INPUT FOR THIS TASK »
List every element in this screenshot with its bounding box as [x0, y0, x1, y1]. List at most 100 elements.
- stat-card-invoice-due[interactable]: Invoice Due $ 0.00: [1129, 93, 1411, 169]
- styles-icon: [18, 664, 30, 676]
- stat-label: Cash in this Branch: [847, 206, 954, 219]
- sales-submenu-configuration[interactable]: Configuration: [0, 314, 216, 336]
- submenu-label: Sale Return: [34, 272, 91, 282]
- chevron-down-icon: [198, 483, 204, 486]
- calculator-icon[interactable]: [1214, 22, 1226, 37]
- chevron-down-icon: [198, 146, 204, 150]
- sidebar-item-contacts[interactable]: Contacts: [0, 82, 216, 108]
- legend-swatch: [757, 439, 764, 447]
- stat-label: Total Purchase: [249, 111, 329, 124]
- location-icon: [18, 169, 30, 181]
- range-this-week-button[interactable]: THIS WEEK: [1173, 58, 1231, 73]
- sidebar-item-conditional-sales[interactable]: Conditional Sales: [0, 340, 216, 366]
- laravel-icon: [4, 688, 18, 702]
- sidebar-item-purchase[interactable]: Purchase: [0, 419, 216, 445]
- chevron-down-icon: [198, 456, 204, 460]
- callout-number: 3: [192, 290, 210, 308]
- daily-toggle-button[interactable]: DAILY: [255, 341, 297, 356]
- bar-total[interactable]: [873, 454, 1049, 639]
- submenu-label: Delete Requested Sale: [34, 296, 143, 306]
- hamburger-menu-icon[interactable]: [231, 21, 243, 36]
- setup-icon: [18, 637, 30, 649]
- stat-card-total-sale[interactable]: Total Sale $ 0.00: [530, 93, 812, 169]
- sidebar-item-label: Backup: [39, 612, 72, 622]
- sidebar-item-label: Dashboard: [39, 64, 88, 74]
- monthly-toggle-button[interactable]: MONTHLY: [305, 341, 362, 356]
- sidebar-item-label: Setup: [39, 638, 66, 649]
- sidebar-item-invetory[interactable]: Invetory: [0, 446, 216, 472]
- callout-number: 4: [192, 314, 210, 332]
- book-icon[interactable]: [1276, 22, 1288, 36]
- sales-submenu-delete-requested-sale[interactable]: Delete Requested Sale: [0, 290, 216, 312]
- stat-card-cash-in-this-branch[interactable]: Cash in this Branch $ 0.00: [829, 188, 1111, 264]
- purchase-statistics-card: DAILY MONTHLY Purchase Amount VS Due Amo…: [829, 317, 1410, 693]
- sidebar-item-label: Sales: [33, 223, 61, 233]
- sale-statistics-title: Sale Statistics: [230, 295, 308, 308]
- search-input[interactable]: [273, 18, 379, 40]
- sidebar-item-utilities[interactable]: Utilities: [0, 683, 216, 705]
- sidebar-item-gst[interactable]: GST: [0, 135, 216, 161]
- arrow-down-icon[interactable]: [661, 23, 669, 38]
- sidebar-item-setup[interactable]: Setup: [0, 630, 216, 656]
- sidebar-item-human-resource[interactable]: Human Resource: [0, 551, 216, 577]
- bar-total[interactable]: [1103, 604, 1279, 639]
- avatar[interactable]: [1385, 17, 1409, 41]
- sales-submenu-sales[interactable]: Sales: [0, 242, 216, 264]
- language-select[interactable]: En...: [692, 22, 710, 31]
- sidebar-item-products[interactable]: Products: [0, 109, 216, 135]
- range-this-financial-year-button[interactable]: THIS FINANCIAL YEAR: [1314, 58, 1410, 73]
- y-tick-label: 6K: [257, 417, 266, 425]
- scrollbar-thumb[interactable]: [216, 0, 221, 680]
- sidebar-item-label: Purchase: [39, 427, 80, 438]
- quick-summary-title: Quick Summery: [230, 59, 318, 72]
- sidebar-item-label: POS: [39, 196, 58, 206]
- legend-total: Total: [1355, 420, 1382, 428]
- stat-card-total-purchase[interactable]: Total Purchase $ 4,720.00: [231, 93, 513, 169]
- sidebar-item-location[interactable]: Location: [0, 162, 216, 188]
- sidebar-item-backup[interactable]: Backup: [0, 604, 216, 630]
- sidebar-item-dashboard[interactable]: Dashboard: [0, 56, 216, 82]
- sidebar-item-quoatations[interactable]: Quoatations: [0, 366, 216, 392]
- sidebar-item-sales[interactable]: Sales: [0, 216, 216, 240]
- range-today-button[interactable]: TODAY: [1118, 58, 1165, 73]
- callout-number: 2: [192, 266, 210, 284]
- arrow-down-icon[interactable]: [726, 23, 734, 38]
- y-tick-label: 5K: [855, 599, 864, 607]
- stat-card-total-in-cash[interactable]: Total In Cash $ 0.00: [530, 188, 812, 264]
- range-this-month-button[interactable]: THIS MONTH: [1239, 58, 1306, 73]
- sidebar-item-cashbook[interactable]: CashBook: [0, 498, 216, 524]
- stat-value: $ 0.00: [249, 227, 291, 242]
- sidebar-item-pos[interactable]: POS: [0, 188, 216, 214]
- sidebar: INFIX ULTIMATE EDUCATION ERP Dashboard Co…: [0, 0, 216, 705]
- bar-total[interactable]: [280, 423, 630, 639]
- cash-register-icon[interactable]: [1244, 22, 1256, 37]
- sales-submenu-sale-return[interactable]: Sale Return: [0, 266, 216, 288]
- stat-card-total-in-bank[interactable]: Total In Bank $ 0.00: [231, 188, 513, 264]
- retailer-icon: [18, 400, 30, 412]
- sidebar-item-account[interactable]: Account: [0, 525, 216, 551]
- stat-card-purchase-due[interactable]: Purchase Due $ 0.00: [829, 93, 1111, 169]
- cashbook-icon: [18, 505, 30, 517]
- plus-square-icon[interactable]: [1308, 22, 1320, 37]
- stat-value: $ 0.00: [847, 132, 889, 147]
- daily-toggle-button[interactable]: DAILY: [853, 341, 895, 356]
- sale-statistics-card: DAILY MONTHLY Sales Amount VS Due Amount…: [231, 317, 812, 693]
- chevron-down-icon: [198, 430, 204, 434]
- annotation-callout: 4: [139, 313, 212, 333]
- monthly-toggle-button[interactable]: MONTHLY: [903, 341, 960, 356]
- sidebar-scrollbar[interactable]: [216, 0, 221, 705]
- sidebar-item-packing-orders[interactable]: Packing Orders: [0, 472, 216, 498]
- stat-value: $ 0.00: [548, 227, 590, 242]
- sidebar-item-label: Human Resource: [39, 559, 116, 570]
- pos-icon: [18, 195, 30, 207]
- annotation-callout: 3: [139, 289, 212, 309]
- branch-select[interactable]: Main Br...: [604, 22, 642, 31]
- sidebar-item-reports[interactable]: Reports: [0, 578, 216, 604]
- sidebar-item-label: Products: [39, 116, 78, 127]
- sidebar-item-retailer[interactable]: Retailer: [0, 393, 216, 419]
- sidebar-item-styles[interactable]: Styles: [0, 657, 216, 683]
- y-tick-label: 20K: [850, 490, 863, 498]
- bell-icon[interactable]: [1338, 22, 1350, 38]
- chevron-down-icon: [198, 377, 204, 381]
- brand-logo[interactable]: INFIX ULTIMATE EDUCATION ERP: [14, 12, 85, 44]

WRITTEN TASK »
Output each line of the items above as a JSON array of strings, one string per line, with blank lines omitted.

SOLUTION »
[
  "List every element in this screenshot with its bounding box as [x0, y0, x1, y1]. List at most 100 elements.",
  "- stat-card-invoice-due[interactable]: Invoice Due $ 0.00: [1129, 93, 1411, 169]",
  "- styles-icon: [18, 664, 30, 676]",
  "- stat-label: Cash in this Branch: [847, 206, 954, 219]",
  "- sales-submenu-configuration[interactable]: Configuration: [0, 314, 216, 336]",
  "- submenu-label: Sale Return: [34, 272, 91, 282]",
  "- chevron-down-icon: [198, 483, 204, 486]",
  "- calculator-icon[interactable]: [1214, 22, 1226, 37]",
  "- chevron-down-icon: [198, 146, 204, 150]",
  "- sidebar-item-contacts[interactable]: Contacts: [0, 82, 216, 108]",
  "- legend-swatch: [757, 439, 764, 447]",
  "- stat-label: Total Purchase: [249, 111, 329, 124]",
  "- location-icon: [18, 169, 30, 181]",
  "- range-this-week-button[interactable]: THIS WEEK: [1173, 58, 1231, 73]",
  "- sidebar-item-conditional-sales[interactable]: Conditional Sales: [0, 340, 216, 366]",
  "- laravel-icon: [4, 688, 18, 702]",
  "- sidebar-item-purchase[interactable]: Purchase: [0, 419, 216, 445]",
  "- chevron-down-icon: [198, 456, 204, 460]",
  "- callout-number: 3: [192, 290, 210, 308]",
  "- daily-toggle-button[interactable]: DAILY: [255, 341, 297, 356]",
  "- bar-total[interactable]: [873, 454, 1049, 639]",
  "- submenu-label: Delete Requested Sale: [34, 296, 143, 306]",
  "- hamburger-menu-icon[interactable]: [231, 21, 243, 36]",
  "- setup-icon: [18, 637, 30, 649]",
  "- stat-card-total-sale[interactable]: Total Sale $ 0.00: [530, 93, 812, 169]",
  "- sidebar-item-label: Backup: [39, 612, 72, 622]",
  "- sidebar-item-label: Dashboard: [39, 64, 88, 74]",
  "- monthly-toggle-button[interactable]: MONTHLY: [305, 341, 362, 356]",
  "- sidebar-item-label: Setup: [39, 638, 66, 649]",
  "- sidebar-item-invetory[interactable]: Invetory: [0, 446, 216, 472]",
  "- callout-number: 4: [192, 314, 210, 332]",
  "- book-icon[interactable]: [1276, 22, 1288, 36]",
  "- sales-submenu-delete-requested-sale[interactable]: Delete Requested Sale: [0, 290, 216, 312]",
  "- stat-card-cash-in-this-branch[interactable]: Cash in this Branch $ 0.00: [829, 188, 1111, 264]",
  "- purchase-statistics-card: DAILY MONTHLY Purchase Amount VS Due Amo…: [829, 317, 1410, 693]",
  "- sidebar-item-label: Sales: [33, 223, 61, 233]",
  "- sale-statistics-title: Sale Statistics: [230, 295, 308, 308]",
  "- search-input[interactable]: [273, 18, 379, 40]",
  "- sidebar-item-utilities[interactable]: Utilities: [0, 683, 216, 705]",
  "- sidebar-item-gst[interactable]: GST: [0, 135, 216, 161]",
  "- arrow-down-icon[interactable]: [661, 23, 669, 38]",
  "- sidebar-item-setup[interactable]: Setup: [0, 630, 216, 656]",
  "- sidebar-item-human-resource[interactable]: Human Resource: [0, 551, 216, 577]",
  "- bar-total[interactable]: [1103, 604, 1279, 639]",
  "- avatar[interactable]: [1385, 17, 1409, 41]",
  "- sales-submenu-sales[interactable]: Sales: [0, 242, 216, 264]",
  "- language-select[interactable]: En...: [692, 22, 710, 31]",
  "- sidebar-item-products[interactable]: Products: [0, 109, 216, 135]",
  "- range-this-financial-year-button[interactable]: THIS FINANCIAL YEAR: [1314, 58, 1410, 73]",
  "- y-tick-label: 6K: [257, 417, 266, 425]",
  "- scrollbar-thumb[interactable]: [216, 0, 221, 680]",
  "- sidebar-item-label: Purchase: [39, 427, 80, 438]",
  "- quick-summary-title: Quick Summery: [230, 59, 318, 72]",
  "- sidebar-item-label: POS: [39, 196, 58, 206]",
  "- legend-total: Total: [1355, 420, 1382, 428]",
  "- stat-card-total-purchase[interactable]: Total Purchase $ 4,720.00: [231, 93, 513, 169]",
  "- sidebar-item-location[interactable]: Location: [0, 162, 216, 188]",
  "- sidebar-item-backup[interactable]: Backup: [0, 604, 216, 630]",
  "- sidebar-item-dashboard[interactable]: Dashboard: [0, 56, 216, 82]",
  "- sidebar-item-quoatations[interactable]: Quoatations: [0, 366, 216, 392]",
  "- sidebar-item-sales[interactable]: Sales: [0, 216, 216, 240]",
  "- range-today-button[interactable]: TODAY: [1118, 58, 1165, 73]",
  "- callout-number: 2: [192, 266, 210, 284]",
  "- arrow-down-icon[interactable]: [726, 23, 734, 38]",
  "- y-tick-label: 5K: [855, 599, 864, 607]",
  "- stat-card-total-in-cash[interactable]: Total In Cash $ 0.00: [530, 188, 812, 264]",
  "- range-this-month-button[interactable]: THIS MONTH: [1239, 58, 1306, 73]",
  "- sidebar-item-cashbook[interactable]: CashBook: [0, 498, 216, 524]",
  "- stat-value: $ 0.00: [249, 227, 291, 242]",
  "- sidebar-item-pos[interactable]: POS: [0, 188, 216, 214]",
  "- sidebar: INFIX ULTIMATE EDUCATION ERP Dashboard Co…: [0, 0, 216, 705]",
  "- bar-total[interactable]: [280, 423, 630, 639]",
  "- cash-register-icon[interactable]: [1244, 22, 1256, 37]",
  "- sales-submenu-sale-return[interactable]: Sale Return: [0, 266, 216, 288]",
  "- stat-card-total-in-bank[interactable]: Total In Bank $ 0.00: [231, 188, 513, 264]",
  "- retailer-icon: [18, 400, 30, 412]",
  "- sidebar-item-account[interactable]: Account: [0, 525, 216, 551]",
  "- stat-card-purchase-due[interactable]: Purchase Due $ 0.00: [829, 93, 1111, 169]",
  "- cashbook-icon: [18, 505, 30, 517]",
  "- plus-square-icon[interactable]: [1308, 22, 1320, 37]",
  "- stat-value: $ 0.00: [847, 132, 889, 147]",
  "- daily-toggle-button[interactable]: DAILY: [853, 341, 895, 356]",
  "- sale-statistics-card: DAILY MONTHLY Sales Amount VS Due Amount…: [231, 317, 812, 693]",
  "- chevron-down-icon: [198, 430, 204, 434]",
  "- annotation-callout: 4: [139, 313, 212, 333]",
  "- monthly-toggle-button[interactable]: MONTHLY: [903, 341, 960, 356]",
  "- sidebar-scrollbar[interactable]: [216, 0, 221, 705]",
  "- sidebar-item-packing-orders[interactable]: Packing Orders: [0, 472, 216, 498]",
  "- stat-value: $ 0.00: [548, 227, 590, 242]",
  "- sidebar-item-label: Human Resource: [39, 559, 116, 570]",
  "- pos-icon: [18, 195, 30, 207]",
  "- annotation-callout: 3: [139, 289, 212, 309]",
  "- branch-select[interactable]: Main Br...: [604, 22, 642, 31]",
  "- sidebar-item-reports[interactable]: Reports: [0, 578, 216, 604]",
  "- sidebar-item-label: Products: [39, 116, 78, 127]",
  "- sidebar-item-retailer[interactable]: Retailer: [0, 393, 216, 419]",
  "- sidebar-item-styles[interactable]: Styles: [0, 657, 216, 683]",
  "- y-tick-label: 20K: [850, 490, 863, 498]",
  "- bell-icon[interactable]: [1338, 22, 1350, 38]",
  "- chevron-down-icon: [198, 377, 204, 381]",
  "- brand-logo[interactable]: INFIX ULTIMATE EDUCATION ERP: [14, 12, 85, 44]"
]